*What the task requires:*
Pictures don't belong in the copy; print all the records exactly.

Entries with figure data
•••
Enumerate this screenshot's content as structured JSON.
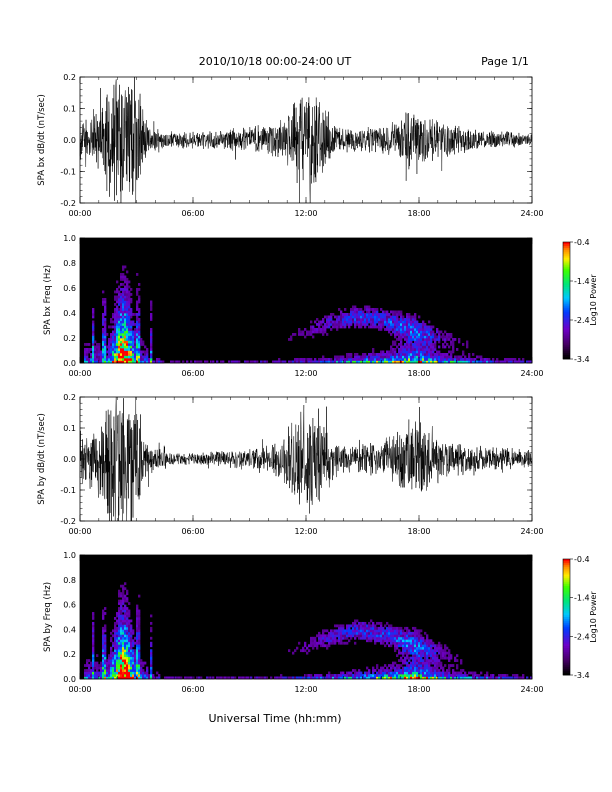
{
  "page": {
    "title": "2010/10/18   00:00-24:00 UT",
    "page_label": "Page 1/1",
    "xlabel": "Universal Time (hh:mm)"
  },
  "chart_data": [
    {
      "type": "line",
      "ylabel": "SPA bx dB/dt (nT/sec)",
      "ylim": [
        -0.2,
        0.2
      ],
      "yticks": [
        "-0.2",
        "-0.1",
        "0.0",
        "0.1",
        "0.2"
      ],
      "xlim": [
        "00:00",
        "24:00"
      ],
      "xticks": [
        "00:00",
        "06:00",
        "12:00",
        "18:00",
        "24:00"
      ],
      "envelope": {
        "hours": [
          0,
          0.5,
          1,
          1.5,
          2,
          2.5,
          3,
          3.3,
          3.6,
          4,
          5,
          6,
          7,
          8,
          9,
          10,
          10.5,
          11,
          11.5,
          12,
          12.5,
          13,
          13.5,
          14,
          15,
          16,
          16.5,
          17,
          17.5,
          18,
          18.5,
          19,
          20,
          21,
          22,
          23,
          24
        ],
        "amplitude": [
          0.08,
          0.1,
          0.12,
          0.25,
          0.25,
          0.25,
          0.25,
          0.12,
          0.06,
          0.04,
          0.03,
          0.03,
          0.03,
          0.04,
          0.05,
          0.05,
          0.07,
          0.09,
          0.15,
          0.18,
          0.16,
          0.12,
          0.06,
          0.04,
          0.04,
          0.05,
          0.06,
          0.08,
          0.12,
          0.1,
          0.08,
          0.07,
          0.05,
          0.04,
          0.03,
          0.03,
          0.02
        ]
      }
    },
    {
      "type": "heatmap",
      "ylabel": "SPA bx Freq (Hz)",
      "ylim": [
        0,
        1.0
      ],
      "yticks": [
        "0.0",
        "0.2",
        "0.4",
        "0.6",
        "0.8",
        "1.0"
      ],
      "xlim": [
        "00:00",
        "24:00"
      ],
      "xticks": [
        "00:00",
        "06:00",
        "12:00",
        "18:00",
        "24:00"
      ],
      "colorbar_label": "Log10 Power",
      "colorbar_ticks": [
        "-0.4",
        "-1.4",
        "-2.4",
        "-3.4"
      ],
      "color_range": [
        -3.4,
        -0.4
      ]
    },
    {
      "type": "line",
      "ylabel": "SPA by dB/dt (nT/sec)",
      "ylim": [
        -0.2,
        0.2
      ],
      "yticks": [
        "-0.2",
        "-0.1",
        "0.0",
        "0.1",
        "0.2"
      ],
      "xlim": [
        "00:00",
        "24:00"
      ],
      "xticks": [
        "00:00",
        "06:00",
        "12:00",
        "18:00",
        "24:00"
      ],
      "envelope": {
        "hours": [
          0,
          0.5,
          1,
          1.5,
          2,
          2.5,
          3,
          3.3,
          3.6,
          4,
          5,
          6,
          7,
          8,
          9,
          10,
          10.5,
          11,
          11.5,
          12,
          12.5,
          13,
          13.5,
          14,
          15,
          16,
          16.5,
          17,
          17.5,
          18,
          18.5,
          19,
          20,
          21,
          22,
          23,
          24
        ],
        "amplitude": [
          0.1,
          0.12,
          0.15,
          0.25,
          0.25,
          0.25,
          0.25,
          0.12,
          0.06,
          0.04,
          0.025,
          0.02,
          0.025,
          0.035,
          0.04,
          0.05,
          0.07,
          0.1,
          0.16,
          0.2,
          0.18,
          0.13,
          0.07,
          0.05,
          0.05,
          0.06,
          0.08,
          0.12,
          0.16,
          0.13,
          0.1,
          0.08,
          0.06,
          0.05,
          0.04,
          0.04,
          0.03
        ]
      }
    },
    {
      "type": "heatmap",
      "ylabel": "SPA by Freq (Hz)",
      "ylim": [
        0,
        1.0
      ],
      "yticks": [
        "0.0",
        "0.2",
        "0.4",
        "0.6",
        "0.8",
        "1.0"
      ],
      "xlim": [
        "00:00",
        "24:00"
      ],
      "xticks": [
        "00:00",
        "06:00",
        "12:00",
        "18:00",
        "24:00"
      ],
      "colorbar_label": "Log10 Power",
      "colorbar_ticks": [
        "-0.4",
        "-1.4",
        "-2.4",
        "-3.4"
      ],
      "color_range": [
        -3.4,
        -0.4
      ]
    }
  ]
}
•••
*Expected answer:*
Enumerate this screenshot's content as structured JSON.
{
  "page": {
    "title": "2010/10/18   00:00-24:00 UT",
    "page_label": "Page 1/1",
    "xlabel": "Universal Time (hh:mm)"
  },
  "chart_data": [
    {
      "type": "line",
      "ylabel": "SPA bx dB/dt (nT/sec)",
      "ylim": [
        -0.2,
        0.2
      ],
      "yticks": [
        "-0.2",
        "-0.1",
        "0.0",
        "0.1",
        "0.2"
      ],
      "xlim": [
        "00:00",
        "24:00"
      ],
      "xticks": [
        "00:00",
        "06:00",
        "12:00",
        "18:00",
        "24:00"
      ],
      "envelope": {
        "hours": [
          0,
          0.5,
          1,
          1.5,
          2,
          2.5,
          3,
          3.3,
          3.6,
          4,
          5,
          6,
          7,
          8,
          9,
          10,
          10.5,
          11,
          11.5,
          12,
          12.5,
          13,
          13.5,
          14,
          15,
          16,
          16.5,
          17,
          17.5,
          18,
          18.5,
          19,
          20,
          21,
          22,
          23,
          24
        ],
        "amplitude": [
          0.08,
          0.1,
          0.12,
          0.25,
          0.25,
          0.25,
          0.25,
          0.12,
          0.06,
          0.04,
          0.03,
          0.03,
          0.03,
          0.04,
          0.05,
          0.05,
          0.07,
          0.09,
          0.15,
          0.18,
          0.16,
          0.12,
          0.06,
          0.04,
          0.04,
          0.05,
          0.06,
          0.08,
          0.12,
          0.1,
          0.08,
          0.07,
          0.05,
          0.04,
          0.03,
          0.03,
          0.02
        ]
      }
    },
    {
      "type": "heatmap",
      "ylabel": "SPA bx Freq (Hz)",
      "ylim": [
        0,
        1.0
      ],
      "yticks": [
        "0.0",
        "0.2",
        "0.4",
        "0.6",
        "0.8",
        "1.0"
      ],
      "xlim": [
        "00:00",
        "24:00"
      ],
      "xticks": [
        "00:00",
        "06:00",
        "12:00",
        "18:00",
        "24:00"
      ],
      "colorbar_label": "Log10 Power",
      "colorbar_ticks": [
        "-0.4",
        "-1.4",
        "-2.4",
        "-3.4"
      ],
      "color_range": [
        -3.4,
        -0.4
      ]
    },
    {
      "type": "line",
      "ylabel": "SPA by dB/dt (nT/sec)",
      "ylim": [
        -0.2,
        0.2
      ],
      "yticks": [
        "-0.2",
        "-0.1",
        "0.0",
        "0.1",
        "0.2"
      ],
      "xlim": [
        "00:00",
        "24:00"
      ],
      "xticks": [
        "00:00",
        "06:00",
        "12:00",
        "18:00",
        "24:00"
      ],
      "envelope": {
        "hours": [
          0,
          0.5,
          1,
          1.5,
          2,
          2.5,
          3,
          3.3,
          3.6,
          4,
          5,
          6,
          7,
          8,
          9,
          10,
          10.5,
          11,
          11.5,
          12,
          12.5,
          13,
          13.5,
          14,
          15,
          16,
          16.5,
          17,
          17.5,
          18,
          18.5,
          19,
          20,
          21,
          22,
          23,
          24
        ],
        "amplitude": [
          0.1,
          0.12,
          0.15,
          0.25,
          0.25,
          0.25,
          0.25,
          0.12,
          0.06,
          0.04,
          0.025,
          0.02,
          0.025,
          0.035,
          0.04,
          0.05,
          0.07,
          0.1,
          0.16,
          0.2,
          0.18,
          0.13,
          0.07,
          0.05,
          0.05,
          0.06,
          0.08,
          0.12,
          0.16,
          0.13,
          0.1,
          0.08,
          0.06,
          0.05,
          0.04,
          0.04,
          0.03
        ]
      }
    },
    {
      "type": "heatmap",
      "ylabel": "SPA by Freq (Hz)",
      "ylim": [
        0,
        1.0
      ],
      "yticks": [
        "0.0",
        "0.2",
        "0.4",
        "0.6",
        "0.8",
        "1.0"
      ],
      "xlim": [
        "00:00",
        "24:00"
      ],
      "xticks": [
        "00:00",
        "06:00",
        "12:00",
        "18:00",
        "24:00"
      ],
      "colorbar_label": "Log10 Power",
      "colorbar_ticks": [
        "-0.4",
        "-1.4",
        "-2.4",
        "-3.4"
      ],
      "color_range": [
        -3.4,
        -0.4
      ]
    }
  ]
}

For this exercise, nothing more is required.